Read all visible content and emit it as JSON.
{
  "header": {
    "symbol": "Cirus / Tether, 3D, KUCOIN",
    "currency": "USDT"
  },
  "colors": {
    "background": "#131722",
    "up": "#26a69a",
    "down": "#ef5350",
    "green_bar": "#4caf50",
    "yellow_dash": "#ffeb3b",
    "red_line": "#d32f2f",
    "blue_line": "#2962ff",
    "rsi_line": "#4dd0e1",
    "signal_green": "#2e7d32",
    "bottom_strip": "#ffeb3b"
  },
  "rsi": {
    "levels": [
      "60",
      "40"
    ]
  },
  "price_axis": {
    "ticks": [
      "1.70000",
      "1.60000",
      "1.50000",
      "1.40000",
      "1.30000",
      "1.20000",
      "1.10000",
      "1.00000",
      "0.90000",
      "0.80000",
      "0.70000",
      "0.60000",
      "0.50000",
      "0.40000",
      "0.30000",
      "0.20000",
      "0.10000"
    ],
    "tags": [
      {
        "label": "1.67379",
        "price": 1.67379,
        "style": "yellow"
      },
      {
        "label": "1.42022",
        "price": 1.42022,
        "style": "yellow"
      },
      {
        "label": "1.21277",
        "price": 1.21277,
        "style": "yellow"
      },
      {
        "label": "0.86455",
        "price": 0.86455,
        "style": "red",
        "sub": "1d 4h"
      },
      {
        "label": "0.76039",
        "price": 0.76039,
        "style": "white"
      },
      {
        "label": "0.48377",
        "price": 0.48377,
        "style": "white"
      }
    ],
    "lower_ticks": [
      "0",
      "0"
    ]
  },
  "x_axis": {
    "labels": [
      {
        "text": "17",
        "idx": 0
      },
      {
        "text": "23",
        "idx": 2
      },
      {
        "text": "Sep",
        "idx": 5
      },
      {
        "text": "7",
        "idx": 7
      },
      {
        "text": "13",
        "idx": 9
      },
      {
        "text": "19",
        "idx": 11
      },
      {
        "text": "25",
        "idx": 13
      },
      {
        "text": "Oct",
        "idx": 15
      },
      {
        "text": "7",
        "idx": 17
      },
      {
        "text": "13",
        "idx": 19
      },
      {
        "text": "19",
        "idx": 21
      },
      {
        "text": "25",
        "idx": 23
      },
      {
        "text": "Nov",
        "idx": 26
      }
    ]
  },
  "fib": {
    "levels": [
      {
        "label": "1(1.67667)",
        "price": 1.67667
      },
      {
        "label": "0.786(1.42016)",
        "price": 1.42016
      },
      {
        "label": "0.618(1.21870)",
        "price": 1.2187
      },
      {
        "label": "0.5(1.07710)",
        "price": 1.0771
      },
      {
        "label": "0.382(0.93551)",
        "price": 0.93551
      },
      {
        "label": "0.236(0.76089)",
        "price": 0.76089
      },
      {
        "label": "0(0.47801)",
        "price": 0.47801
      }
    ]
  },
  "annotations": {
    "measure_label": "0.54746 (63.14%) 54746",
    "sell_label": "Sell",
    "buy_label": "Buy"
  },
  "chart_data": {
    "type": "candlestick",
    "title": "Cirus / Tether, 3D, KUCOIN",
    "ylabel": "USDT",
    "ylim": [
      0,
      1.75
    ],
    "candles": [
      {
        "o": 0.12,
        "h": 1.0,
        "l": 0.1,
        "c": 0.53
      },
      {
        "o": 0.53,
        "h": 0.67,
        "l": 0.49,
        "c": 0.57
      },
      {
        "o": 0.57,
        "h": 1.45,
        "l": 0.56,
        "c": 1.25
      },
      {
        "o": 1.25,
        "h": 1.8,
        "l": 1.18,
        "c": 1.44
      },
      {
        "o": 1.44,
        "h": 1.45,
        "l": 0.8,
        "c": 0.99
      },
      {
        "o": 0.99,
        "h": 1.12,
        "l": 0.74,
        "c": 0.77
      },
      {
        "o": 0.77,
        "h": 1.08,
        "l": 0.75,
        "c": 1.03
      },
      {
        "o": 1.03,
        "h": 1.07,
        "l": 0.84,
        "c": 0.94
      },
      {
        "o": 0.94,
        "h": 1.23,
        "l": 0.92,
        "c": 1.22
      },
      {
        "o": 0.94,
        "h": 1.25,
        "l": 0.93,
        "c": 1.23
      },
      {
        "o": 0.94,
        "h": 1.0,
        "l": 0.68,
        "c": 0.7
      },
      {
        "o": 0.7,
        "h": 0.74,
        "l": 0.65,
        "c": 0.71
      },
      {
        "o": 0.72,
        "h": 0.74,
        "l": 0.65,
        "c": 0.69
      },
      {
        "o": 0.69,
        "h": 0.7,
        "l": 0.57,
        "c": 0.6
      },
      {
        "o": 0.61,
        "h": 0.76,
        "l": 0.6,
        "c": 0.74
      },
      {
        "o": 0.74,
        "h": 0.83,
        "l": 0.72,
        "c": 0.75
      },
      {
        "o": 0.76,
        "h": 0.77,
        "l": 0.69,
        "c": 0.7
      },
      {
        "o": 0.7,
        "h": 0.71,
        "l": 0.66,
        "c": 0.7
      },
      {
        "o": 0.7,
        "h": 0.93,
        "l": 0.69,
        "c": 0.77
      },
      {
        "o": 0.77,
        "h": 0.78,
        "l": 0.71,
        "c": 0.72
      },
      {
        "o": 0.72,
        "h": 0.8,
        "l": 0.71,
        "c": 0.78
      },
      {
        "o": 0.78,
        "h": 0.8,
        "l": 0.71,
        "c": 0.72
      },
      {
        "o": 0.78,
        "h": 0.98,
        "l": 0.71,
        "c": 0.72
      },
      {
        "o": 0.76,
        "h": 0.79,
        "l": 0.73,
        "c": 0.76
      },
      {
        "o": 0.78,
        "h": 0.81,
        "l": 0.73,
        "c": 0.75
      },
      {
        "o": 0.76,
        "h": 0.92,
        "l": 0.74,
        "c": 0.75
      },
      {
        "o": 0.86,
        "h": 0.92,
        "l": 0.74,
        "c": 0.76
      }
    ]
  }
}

####

GOAL |
Restate every record exactly, leaving nothing out.

OUTPUT FOR THIS TASK |
Read all visible content and emit it as JSON.
{
  "header": {
    "symbol": "Cirus / Tether, 3D, KUCOIN",
    "currency": "USDT"
  },
  "colors": {
    "background": "#131722",
    "up": "#26a69a",
    "down": "#ef5350",
    "green_bar": "#4caf50",
    "yellow_dash": "#ffeb3b",
    "red_line": "#d32f2f",
    "blue_line": "#2962ff",
    "rsi_line": "#4dd0e1",
    "signal_green": "#2e7d32",
    "bottom_strip": "#ffeb3b"
  },
  "rsi": {
    "levels": [
      "60",
      "40"
    ]
  },
  "price_axis": {
    "ticks": [
      "1.70000",
      "1.60000",
      "1.50000",
      "1.40000",
      "1.30000",
      "1.20000",
      "1.10000",
      "1.00000",
      "0.90000",
      "0.80000",
      "0.70000",
      "0.60000",
      "0.50000",
      "0.40000",
      "0.30000",
      "0.20000",
      "0.10000"
    ],
    "tags": [
      {
        "label": "1.67379",
        "price": 1.67379,
        "style": "yellow"
      },
      {
        "label": "1.42022",
        "price": 1.42022,
        "style": "yellow"
      },
      {
        "label": "1.21277",
        "price": 1.21277,
        "style": "yellow"
      },
      {
        "label": "0.86455",
        "price": 0.86455,
        "style": "red",
        "sub": "1d 4h"
      },
      {
        "label": "0.76039",
        "price": 0.76039,
        "style": "white"
      },
      {
        "label": "0.48377",
        "price": 0.48377,
        "style": "white"
      }
    ],
    "lower_ticks": [
      "0",
      "0"
    ]
  },
  "x_axis": {
    "labels": [
      {
        "text": "17",
        "idx": 0
      },
      {
        "text": "23",
        "idx": 2
      },
      {
        "text": "Sep",
        "idx": 5
      },
      {
        "text": "7",
        "idx": 7
      },
      {
        "text": "13",
        "idx": 9
      },
      {
        "text": "19",
        "idx": 11
      },
      {
        "text": "25",
        "idx": 13
      },
      {
        "text": "Oct",
        "idx": 15
      },
      {
        "text": "7",
        "idx": 17
      },
      {
        "text": "13",
        "idx": 19
      },
      {
        "text": "19",
        "idx": 21
      },
      {
        "text": "25",
        "idx": 23
      },
      {
        "text": "Nov",
        "idx": 26
      }
    ]
  },
  "fib": {
    "levels": [
      {
        "label": "1(1.67667)",
        "price": 1.67667
      },
      {
        "label": "0.786(1.42016)",
        "price": 1.42016
      },
      {
        "label": "0.618(1.21870)",
        "price": 1.2187
      },
      {
        "label": "0.5(1.07710)",
        "price": 1.0771
      },
      {
        "label": "0.382(0.93551)",
        "price": 0.93551
      },
      {
        "label": "0.236(0.76089)",
        "price": 0.76089
      },
      {
        "label": "0(0.47801)",
        "price": 0.47801
      }
    ]
  },
  "annotations": {
    "measure_label": "0.54746 (63.14%) 54746",
    "sell_label": "Sell",
    "buy_label": "Buy"
  },
  "chart_data": {
    "type": "candlestick",
    "title": "Cirus / Tether, 3D, KUCOIN",
    "ylabel": "USDT",
    "ylim": [
      0,
      1.75
    ],
    "candles": [
      {
        "o": 0.12,
        "h": 1.0,
        "l": 0.1,
        "c": 0.53
      },
      {
        "o": 0.53,
        "h": 0.67,
        "l": 0.49,
        "c": 0.57
      },
      {
        "o": 0.57,
        "h": 1.45,
        "l": 0.56,
        "c": 1.25
      },
      {
        "o": 1.25,
        "h": 1.8,
        "l": 1.18,
        "c": 1.44
      },
      {
        "o": 1.44,
        "h": 1.45,
        "l": 0.8,
        "c": 0.99
      },
      {
        "o": 0.99,
        "h": 1.12,
        "l": 0.74,
        "c": 0.77
      },
      {
        "o": 0.77,
        "h": 1.08,
        "l": 0.75,
        "c": 1.03
      },
      {
        "o": 1.03,
        "h": 1.07,
        "l": 0.84,
        "c": 0.94
      },
      {
        "o": 0.94,
        "h": 1.23,
        "l": 0.92,
        "c": 1.22
      },
      {
        "o": 0.94,
        "h": 1.25,
        "l": 0.93,
        "c": 1.23
      },
      {
        "o": 0.94,
        "h": 1.0,
        "l": 0.68,
        "c": 0.7
      },
      {
        "o": 0.7,
        "h": 0.74,
        "l": 0.65,
        "c": 0.71
      },
      {
        "o": 0.72,
        "h": 0.74,
        "l": 0.65,
        "c": 0.69
      },
      {
        "o": 0.69,
        "h": 0.7,
        "l": 0.57,
        "c": 0.6
      },
      {
        "o": 0.61,
        "h": 0.76,
        "l": 0.6,
        "c": 0.74
      },
      {
        "o": 0.74,
        "h": 0.83,
        "l": 0.72,
        "c": 0.75
      },
      {
        "o": 0.76,
        "h": 0.77,
        "l": 0.69,
        "c": 0.7
      },
      {
        "o": 0.7,
        "h": 0.71,
        "l": 0.66,
        "c": 0.7
      },
      {
        "o": 0.7,
        "h": 0.93,
        "l": 0.69,
        "c": 0.77
      },
      {
        "o": 0.77,
        "h": 0.78,
        "l": 0.71,
        "c": 0.72
      },
      {
        "o": 0.72,
        "h": 0.8,
        "l": 0.71,
        "c": 0.78
      },
      {
        "o": 0.78,
        "h": 0.8,
        "l": 0.71,
        "c": 0.72
      },
      {
        "o": 0.78,
        "h": 0.98,
        "l": 0.71,
        "c": 0.72
      },
      {
        "o": 0.76,
        "h": 0.79,
        "l": 0.73,
        "c": 0.76
      },
      {
        "o": 0.78,
        "h": 0.81,
        "l": 0.73,
        "c": 0.75
      },
      {
        "o": 0.76,
        "h": 0.92,
        "l": 0.74,
        "c": 0.75
      },
      {
        "o": 0.86,
        "h": 0.92,
        "l": 0.74,
        "c": 0.76
      }
    ]
  }
}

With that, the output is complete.